◆ ЗАДАНИЕ
Перепишите из исходного текста ниже отрывок от слов «В июне арестовали» до слов «уехать за границу?» включительно, ничего не меняя.

◆ ИСХОДНЫЙ ТЕКСТ
╔══

В июне арестовали Петра Якира, одного из близких Илье людей, вскоре за ним Красина: их показания были для Габая серьезным ударом. Колебалось, утрачивало прочность то, что было прежде жизненной опорой. На очередных вызовах и допросах Илье стали предъявлять новые показания, требовали показаний от него.
Однажды спросили:
– Вы не собираетесь уехать за границу?
Он ответил:
– Мне бы не хотелось. Но здесь я не вижу никаких возможностей.
– Держать вас не будем, – намекнули ему.
В последний день августа 1973 года я провожал его от себя, спросил, пишется ли ему. Он усмехнулся:
– Я, может, скорей напишу последнее письмо.
И я все еще не слышал? Слышал, как же нет! «Боюсь, это плохо кончится», – записано осенью. Мы говорили об этом с друзьями, гадали, что бы придумать, – и не могли придумать больше, чем помочь деньгами, поискать заработок; надеялись на таблетки, на то, что обойдется, – а он уже падал, падал со смертельной высоты, медленно, как в страшном сне, – и, как во сне, мы не умели шевельнуться, чтобы удержать его…
20 октября 1973 года Илья бросился с балкона своей квартиры на одиннадцатом этаже. В предсмертной записке он просил друзей и близких простить все его вины: «У меня не осталось ни сил, ни надежды». Сам почерк записки и то, как он позаботился положить рядом с ней очки, подтверждает, что все совершалось в ясном разумении.
Заупокойную службу по нему, неверующему, служили в православной церкви (что возле Преображенского кладбища), в Иерусалимской синагоге и в мусульманской мечети: крымские татары убедили муллу забыть о недозволенности отпевать самоубийцу.
Он погиб тридцати восьми лет, и праздное дело гадать, чем могла бы еще стать эта жизнь; она имеет свою завершенную цену. Он трагически доказал подлинность своей человеческой и поэтической последовательности. Похоронили его на родине, в Баку. На его могиле установлен памятник работы Вадима Сидура.

╚══

◆ ЗАПИСИ
╔══

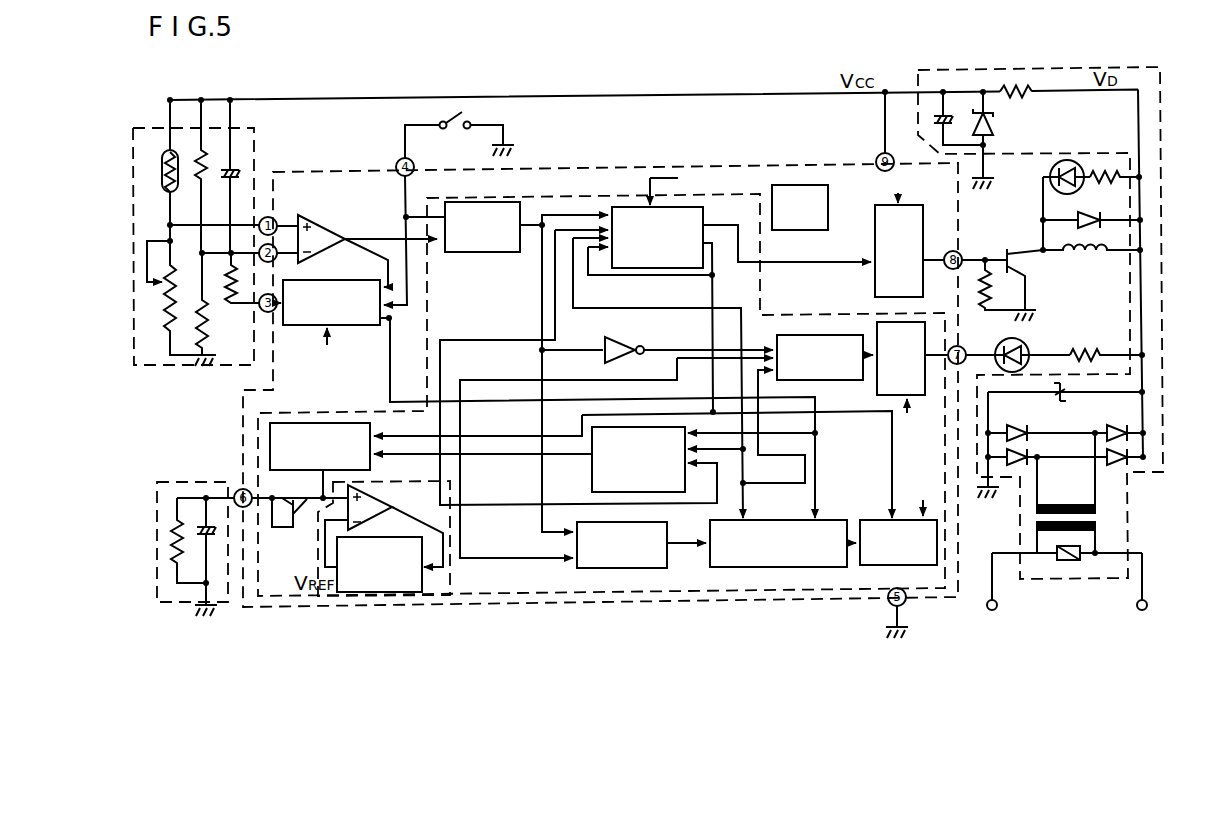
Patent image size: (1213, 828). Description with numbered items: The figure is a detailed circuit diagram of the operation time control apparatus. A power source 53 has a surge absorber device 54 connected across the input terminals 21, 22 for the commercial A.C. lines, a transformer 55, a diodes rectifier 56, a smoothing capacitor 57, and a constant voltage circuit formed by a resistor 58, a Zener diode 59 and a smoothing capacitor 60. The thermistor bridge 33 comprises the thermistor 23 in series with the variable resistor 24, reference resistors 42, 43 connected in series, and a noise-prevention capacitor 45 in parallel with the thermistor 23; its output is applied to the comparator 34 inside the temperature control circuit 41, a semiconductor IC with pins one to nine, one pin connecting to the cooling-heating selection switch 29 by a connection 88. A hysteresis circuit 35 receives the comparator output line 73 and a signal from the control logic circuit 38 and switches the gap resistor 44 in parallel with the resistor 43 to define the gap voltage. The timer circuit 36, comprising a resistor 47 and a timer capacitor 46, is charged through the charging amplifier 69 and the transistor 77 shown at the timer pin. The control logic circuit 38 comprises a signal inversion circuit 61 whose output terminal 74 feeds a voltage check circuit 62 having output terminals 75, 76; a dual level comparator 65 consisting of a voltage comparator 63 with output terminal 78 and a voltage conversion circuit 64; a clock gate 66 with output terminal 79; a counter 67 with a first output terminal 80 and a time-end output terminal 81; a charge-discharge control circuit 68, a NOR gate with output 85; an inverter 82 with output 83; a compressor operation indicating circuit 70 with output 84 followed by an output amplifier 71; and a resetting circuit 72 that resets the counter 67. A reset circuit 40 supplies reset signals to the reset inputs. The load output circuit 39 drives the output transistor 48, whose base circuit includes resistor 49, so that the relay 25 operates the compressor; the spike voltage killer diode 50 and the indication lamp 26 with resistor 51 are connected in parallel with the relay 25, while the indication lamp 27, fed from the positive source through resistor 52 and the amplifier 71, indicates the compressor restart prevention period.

The input terminal 21 is at (998, 607).
The input terminal 22 is at (1148, 608).
The thermistor 23 is at (166, 178).
The variable resistor 24 is at (167, 290).
The output relay 25 is at (1087, 252).
The compressor-operation indication lamp 26 is at (1052, 170).
The indication lamp 27 is at (1030, 346).
The cooling-heating selection switch 29 is at (466, 117).
The thermistor bridge 33 is at (167, 128).
The comparator 34 is at (318, 225).
The hysteresis circuit 35 is at (306, 327).
The timer circuit 36 is at (170, 482).
The control logic circuit 38 is at (466, 198).
The load output circuit 39 is at (874, 256).
The reset circuit 40 is at (828, 190).
The temperature control circuit 41 is at (298, 170).
The reference resistor 42 is at (194, 182).
The reference resistor 43 is at (207, 322).
The gap resistor 44 is at (229, 275).
The capacitor 45 is at (226, 172).
The timer capacitor 46 is at (202, 537).
The resistor 47 is at (175, 550).
The output transistor 48 is at (1015, 262).
The resistor 49 is at (984, 286).
The spike voltage killer diode 50 is at (1098, 218).
The resistor 51 is at (1103, 178).
The resistor 52 is at (1090, 348).
The power source 53 is at (952, 70).
The surge absorber device 54 is at (1082, 556).
The transformer 55 is at (1097, 520).
The diodes rectifier 56 is at (1060, 445).
The smoothing capacitor 57 is at (1066, 400).
The resistor 58 is at (1020, 92).
The Zener diode 59 is at (993, 122).
The smoothing capacitor 60 is at (945, 118).
The signal inversion circuit 61 is at (475, 253).
The voltage check circuit 62 is at (703, 210).
The voltage comparator 63 is at (379, 501).
The voltage conversion circuit 64 is at (420, 567).
The dual level comparator 65 is at (325, 494).
The clock gate 66 is at (658, 523).
The counter 67 is at (862, 521).
The charge-discharge control circuit 68 is at (592, 470).
The charging amplifier 69 is at (270, 444).
The compressor operation indicating circuit 70 is at (778, 335).
The output amplifier 71 is at (870, 352).
The resetting circuit 72 is at (900, 565).
The output line 73 is at (372, 236).
The output terminal 74 is at (541, 258).
The output terminal 75 is at (770, 262).
The output terminal 76 is at (714, 294).
The transistor base line 77 is at (290, 530).
The output terminal 78 is at (410, 516).
The output terminal 79 is at (683, 544).
The first output terminal 80 is at (743, 505).
The output terminal 81 is at (818, 500).
The inverter 82 is at (626, 346).
The output 83 is at (682, 349).
The output 84 is at (872, 360).
The output 85 is at (510, 502).
The signal line 88 is at (403, 195).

╚══

◆ ОТВЕТ
В июне арестовали Петра Якира, одного из близких Илье людей, вскоре за ним Красина: их показания были для Габая серьезным ударом. Колебалось, утрачивало прочность то, что было прежде жизненной опорой. На очередных вызовах и допросах Илье стали предъявлять новые показания, требовали показаний от него.
Однажды спросили:
– Вы не собираетесь уехать за границу?